[Aim of the exercise]
Gather, from the listing beneath this task, every line holding the string "Management".

[Source records]
##########

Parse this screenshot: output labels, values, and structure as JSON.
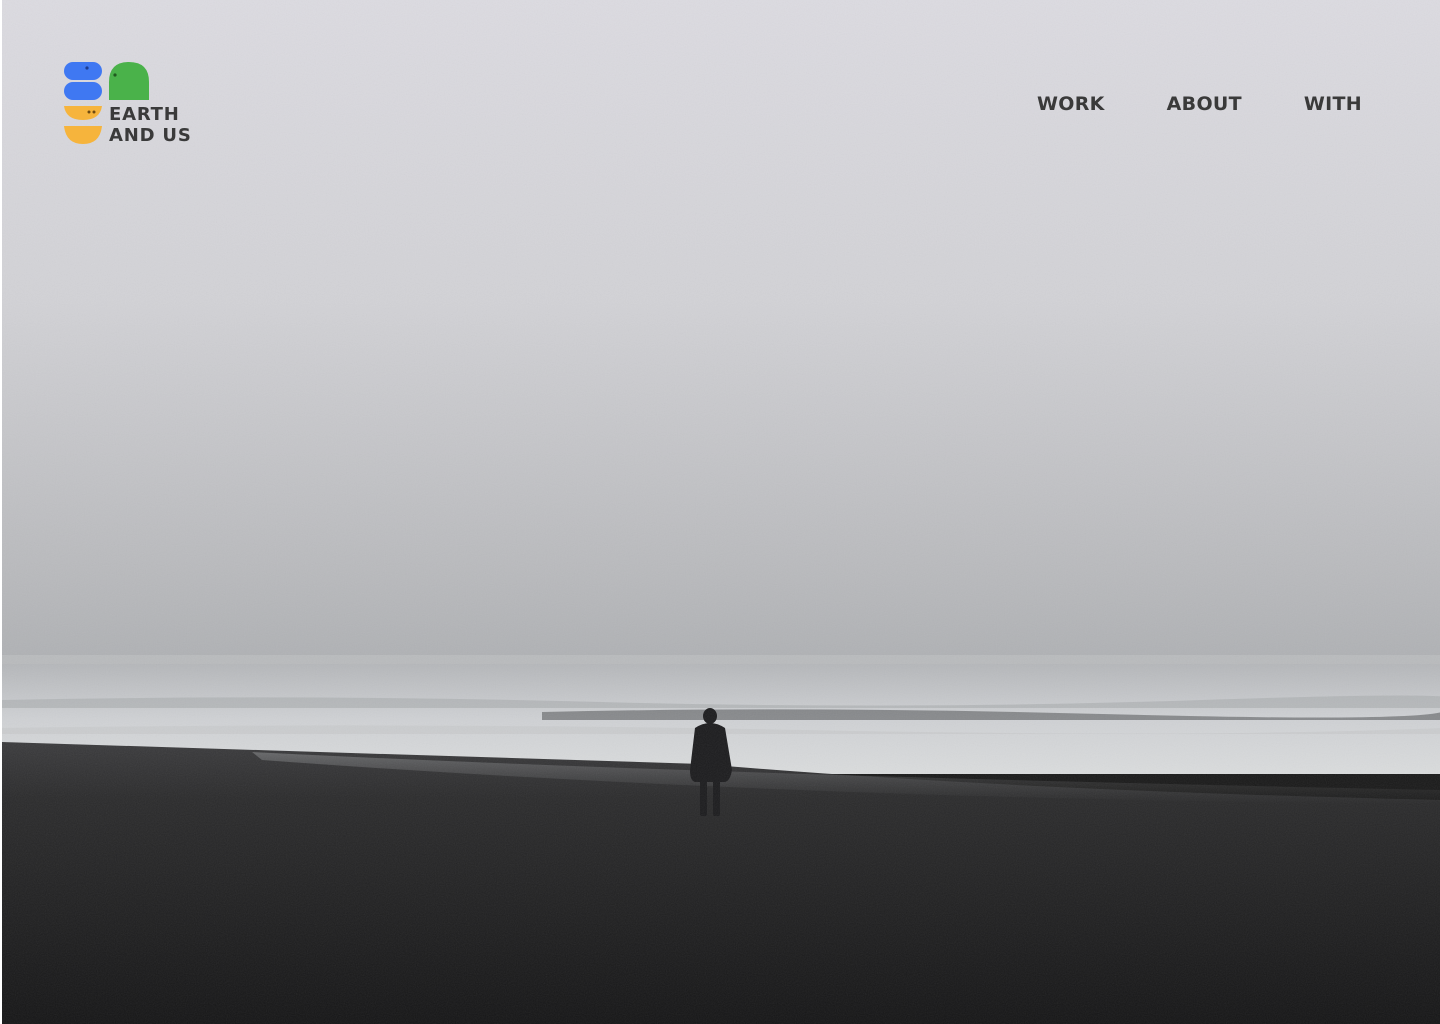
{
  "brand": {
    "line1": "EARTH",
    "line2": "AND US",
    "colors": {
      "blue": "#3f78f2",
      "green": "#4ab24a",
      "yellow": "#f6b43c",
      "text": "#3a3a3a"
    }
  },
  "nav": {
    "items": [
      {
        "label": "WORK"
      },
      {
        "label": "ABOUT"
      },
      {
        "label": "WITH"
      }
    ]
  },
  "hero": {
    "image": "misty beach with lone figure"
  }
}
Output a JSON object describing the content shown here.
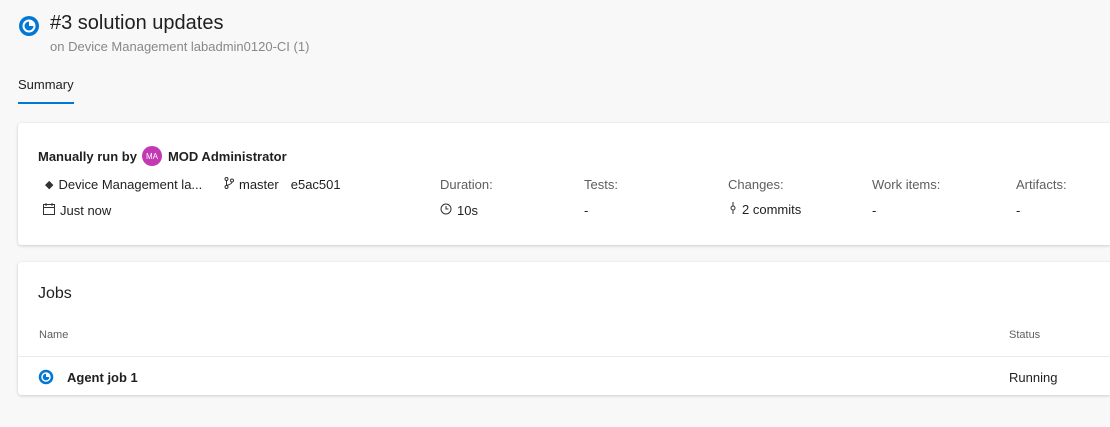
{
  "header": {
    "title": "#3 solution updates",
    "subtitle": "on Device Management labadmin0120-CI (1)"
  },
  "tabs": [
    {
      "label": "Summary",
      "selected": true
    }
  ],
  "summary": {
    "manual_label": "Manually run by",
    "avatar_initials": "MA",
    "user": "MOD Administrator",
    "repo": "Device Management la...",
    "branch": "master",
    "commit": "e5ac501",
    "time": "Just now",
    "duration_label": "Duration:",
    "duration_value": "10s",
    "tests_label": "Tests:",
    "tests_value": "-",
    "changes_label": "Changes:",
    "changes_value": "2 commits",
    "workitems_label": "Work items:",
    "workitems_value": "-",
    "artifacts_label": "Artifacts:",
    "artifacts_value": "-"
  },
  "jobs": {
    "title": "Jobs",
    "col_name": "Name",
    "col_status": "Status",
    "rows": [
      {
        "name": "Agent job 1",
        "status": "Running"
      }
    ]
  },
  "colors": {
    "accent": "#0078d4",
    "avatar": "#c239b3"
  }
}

##########

[Task result]
    "subtitle": "on Device Management labadmin0120-CI (1)"
    "repo": "Device Management la...",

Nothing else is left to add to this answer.